● Data entries

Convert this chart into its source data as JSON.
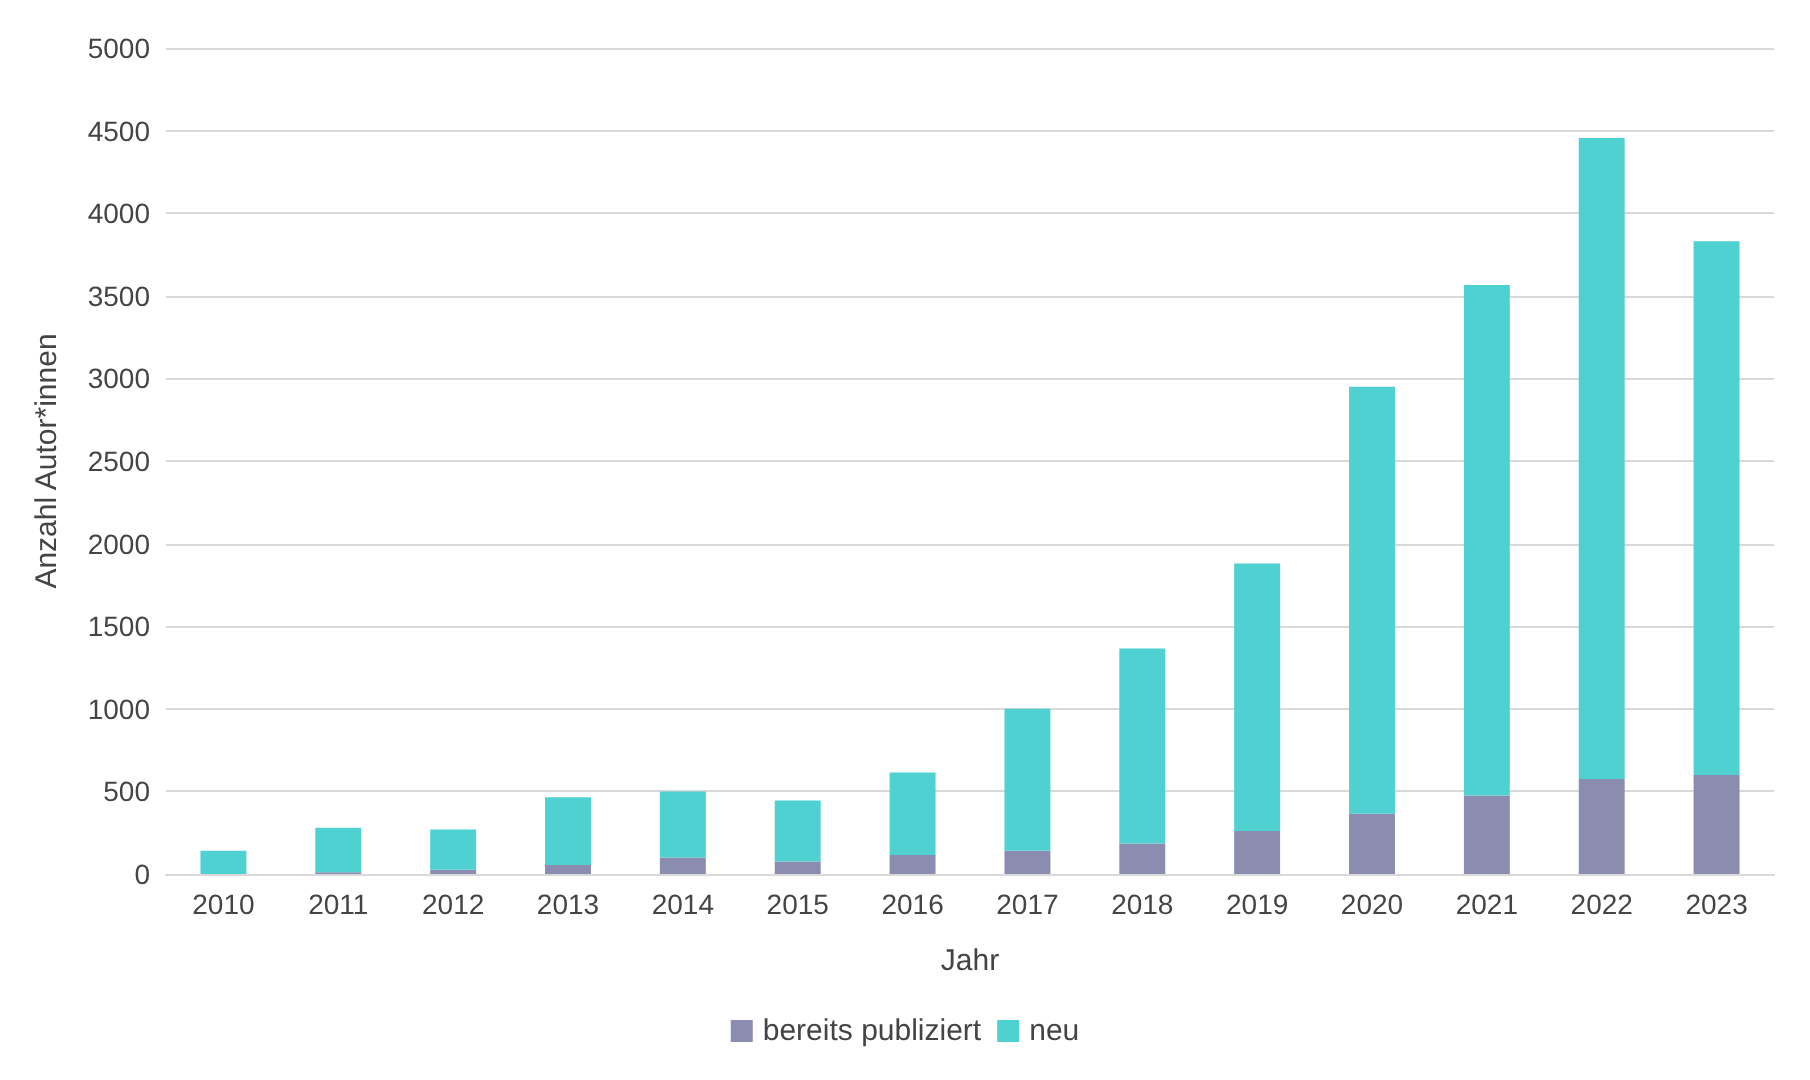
{
  "chart_data": {
    "type": "bar",
    "stacked": true,
    "xlabel": "Jahr",
    "ylabel": "Anzahl Autor*innen",
    "categories": [
      "2010",
      "2011",
      "2012",
      "2013",
      "2014",
      "2015",
      "2016",
      "2017",
      "2018",
      "2019",
      "2020",
      "2021",
      "2022",
      "2023"
    ],
    "series": [
      {
        "name": "bereits publiziert",
        "color": "#8b8db0",
        "values": [
          0,
          10,
          25,
          55,
          100,
          75,
          115,
          140,
          185,
          260,
          365,
          475,
          575,
          600
        ]
      },
      {
        "name": "neu",
        "color": "#4fd1d1",
        "values": [
          140,
          270,
          245,
          410,
          400,
          370,
          500,
          860,
          1180,
          1620,
          2585,
          3090,
          3880,
          3230
        ]
      }
    ],
    "ylim": [
      0,
      5000
    ],
    "yticks": [
      0,
      500,
      1000,
      1500,
      2000,
      2500,
      3000,
      3500,
      4000,
      4500,
      5000
    ],
    "grid": "y",
    "legend": "bottom"
  }
}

● Your goal
Omit the pictures, then quote the rest of the material above exactly.

● Full output
Convert this chart into its source data as JSON.
{
  "chart_data": {
    "type": "bar",
    "stacked": true,
    "xlabel": "Jahr",
    "ylabel": "Anzahl Autor*innen",
    "categories": [
      "2010",
      "2011",
      "2012",
      "2013",
      "2014",
      "2015",
      "2016",
      "2017",
      "2018",
      "2019",
      "2020",
      "2021",
      "2022",
      "2023"
    ],
    "series": [
      {
        "name": "bereits publiziert",
        "color": "#8b8db0",
        "values": [
          0,
          10,
          25,
          55,
          100,
          75,
          115,
          140,
          185,
          260,
          365,
          475,
          575,
          600
        ]
      },
      {
        "name": "neu",
        "color": "#4fd1d1",
        "values": [
          140,
          270,
          245,
          410,
          400,
          370,
          500,
          860,
          1180,
          1620,
          2585,
          3090,
          3880,
          3230
        ]
      }
    ],
    "ylim": [
      0,
      5000
    ],
    "yticks": [
      0,
      500,
      1000,
      1500,
      2000,
      2500,
      3000,
      3500,
      4000,
      4500,
      5000
    ],
    "grid": "y",
    "legend": "bottom"
  }
}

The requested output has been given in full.